Written instruction
Collect every line in the records below that contains the word "screenshot".

Extracted information
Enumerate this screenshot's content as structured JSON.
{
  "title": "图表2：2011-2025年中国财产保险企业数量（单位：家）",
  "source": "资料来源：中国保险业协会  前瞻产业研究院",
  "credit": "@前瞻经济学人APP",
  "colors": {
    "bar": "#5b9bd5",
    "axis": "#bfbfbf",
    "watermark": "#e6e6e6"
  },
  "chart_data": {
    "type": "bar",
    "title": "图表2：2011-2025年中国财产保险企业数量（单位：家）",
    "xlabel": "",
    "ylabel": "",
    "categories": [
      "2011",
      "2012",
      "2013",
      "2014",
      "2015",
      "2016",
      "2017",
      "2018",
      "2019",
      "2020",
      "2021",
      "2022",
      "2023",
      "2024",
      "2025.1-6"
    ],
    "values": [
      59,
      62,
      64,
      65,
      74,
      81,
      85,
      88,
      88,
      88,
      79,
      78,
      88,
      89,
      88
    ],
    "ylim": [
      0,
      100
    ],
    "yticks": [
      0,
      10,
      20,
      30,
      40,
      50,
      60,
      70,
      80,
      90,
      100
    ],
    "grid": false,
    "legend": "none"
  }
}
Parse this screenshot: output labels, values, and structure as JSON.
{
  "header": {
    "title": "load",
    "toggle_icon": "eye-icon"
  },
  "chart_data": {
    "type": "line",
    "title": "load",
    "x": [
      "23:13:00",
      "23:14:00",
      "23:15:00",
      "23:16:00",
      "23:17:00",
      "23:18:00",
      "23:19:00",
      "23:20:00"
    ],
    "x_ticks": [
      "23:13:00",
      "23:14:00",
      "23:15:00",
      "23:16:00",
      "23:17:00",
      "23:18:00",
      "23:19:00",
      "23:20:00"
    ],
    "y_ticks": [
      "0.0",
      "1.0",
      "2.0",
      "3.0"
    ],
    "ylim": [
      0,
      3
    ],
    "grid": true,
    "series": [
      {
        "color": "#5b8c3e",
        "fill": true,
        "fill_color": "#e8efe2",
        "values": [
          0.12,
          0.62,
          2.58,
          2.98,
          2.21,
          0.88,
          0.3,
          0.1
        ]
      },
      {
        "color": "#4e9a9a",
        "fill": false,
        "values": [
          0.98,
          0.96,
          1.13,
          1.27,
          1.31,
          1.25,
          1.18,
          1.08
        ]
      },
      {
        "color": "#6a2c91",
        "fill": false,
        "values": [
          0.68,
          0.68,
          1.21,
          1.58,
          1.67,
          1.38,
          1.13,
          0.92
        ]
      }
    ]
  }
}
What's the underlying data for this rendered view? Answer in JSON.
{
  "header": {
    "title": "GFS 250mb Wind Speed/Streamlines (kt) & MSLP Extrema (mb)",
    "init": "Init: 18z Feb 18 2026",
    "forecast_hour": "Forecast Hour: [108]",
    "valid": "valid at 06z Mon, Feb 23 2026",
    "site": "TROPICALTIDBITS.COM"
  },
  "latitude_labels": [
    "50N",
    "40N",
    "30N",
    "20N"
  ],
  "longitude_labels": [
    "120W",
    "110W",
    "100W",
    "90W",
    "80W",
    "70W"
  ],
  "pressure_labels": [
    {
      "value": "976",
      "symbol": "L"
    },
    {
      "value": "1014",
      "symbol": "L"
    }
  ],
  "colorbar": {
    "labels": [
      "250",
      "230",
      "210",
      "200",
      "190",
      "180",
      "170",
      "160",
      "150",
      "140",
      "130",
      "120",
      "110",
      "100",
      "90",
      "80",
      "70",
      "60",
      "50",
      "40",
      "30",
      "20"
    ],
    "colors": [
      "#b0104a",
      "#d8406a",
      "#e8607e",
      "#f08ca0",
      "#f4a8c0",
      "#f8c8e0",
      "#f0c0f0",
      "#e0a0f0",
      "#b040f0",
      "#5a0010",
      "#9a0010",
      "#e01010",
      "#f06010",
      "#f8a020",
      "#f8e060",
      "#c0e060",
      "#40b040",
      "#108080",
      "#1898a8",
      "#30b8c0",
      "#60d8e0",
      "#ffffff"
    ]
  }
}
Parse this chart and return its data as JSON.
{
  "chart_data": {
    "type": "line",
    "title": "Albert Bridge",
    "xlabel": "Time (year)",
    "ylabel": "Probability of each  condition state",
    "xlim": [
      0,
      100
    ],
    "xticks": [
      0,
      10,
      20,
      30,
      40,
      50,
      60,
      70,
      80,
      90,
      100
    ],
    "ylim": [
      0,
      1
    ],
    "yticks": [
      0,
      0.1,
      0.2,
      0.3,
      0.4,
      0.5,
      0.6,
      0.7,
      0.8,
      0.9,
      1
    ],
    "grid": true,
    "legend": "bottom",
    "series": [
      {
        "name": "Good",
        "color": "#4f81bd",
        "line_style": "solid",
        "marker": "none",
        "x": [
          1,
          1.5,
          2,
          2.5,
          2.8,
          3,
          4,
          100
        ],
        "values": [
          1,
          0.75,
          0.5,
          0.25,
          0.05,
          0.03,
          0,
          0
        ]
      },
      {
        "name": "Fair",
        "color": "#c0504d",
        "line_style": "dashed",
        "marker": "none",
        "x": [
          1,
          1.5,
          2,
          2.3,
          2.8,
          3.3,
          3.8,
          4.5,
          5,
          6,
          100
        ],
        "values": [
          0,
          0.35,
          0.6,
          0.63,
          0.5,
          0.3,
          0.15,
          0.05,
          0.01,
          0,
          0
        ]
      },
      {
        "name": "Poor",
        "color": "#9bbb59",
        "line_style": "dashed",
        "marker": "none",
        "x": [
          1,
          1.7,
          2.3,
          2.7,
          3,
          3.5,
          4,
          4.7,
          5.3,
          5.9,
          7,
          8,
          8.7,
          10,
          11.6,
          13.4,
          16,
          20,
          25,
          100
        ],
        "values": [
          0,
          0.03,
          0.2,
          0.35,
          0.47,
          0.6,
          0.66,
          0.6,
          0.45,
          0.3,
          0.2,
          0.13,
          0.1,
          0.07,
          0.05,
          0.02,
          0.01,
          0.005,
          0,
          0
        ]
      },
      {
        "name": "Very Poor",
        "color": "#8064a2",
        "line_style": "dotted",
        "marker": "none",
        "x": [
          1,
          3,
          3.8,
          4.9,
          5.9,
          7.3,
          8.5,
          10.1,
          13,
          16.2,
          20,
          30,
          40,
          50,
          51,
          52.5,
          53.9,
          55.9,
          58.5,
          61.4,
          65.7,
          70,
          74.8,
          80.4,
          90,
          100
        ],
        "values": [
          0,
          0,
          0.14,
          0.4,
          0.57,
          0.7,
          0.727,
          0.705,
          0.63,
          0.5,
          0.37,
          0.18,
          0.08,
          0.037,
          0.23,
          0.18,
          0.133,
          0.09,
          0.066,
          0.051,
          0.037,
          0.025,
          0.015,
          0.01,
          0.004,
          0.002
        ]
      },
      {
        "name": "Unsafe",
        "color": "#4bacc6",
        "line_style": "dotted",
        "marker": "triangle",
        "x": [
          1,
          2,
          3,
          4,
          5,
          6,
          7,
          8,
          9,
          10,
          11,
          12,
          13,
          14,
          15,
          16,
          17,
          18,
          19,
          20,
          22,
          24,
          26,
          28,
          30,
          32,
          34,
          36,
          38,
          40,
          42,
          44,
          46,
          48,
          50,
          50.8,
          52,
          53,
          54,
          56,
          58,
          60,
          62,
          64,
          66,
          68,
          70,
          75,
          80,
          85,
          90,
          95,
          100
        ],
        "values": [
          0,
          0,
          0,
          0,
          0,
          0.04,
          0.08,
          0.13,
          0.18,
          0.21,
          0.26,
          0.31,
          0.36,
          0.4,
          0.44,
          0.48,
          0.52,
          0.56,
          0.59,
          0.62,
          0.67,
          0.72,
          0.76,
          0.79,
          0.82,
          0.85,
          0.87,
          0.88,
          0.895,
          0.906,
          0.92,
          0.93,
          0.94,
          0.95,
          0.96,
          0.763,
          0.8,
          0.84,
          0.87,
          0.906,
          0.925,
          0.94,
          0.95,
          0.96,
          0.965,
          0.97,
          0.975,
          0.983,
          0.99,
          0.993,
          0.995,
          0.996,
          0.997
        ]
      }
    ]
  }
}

Reply to the exercise
Enumerate this screenshot's content as structured JSON.
Parse this screenshot: output labels, values, and structure as JSON.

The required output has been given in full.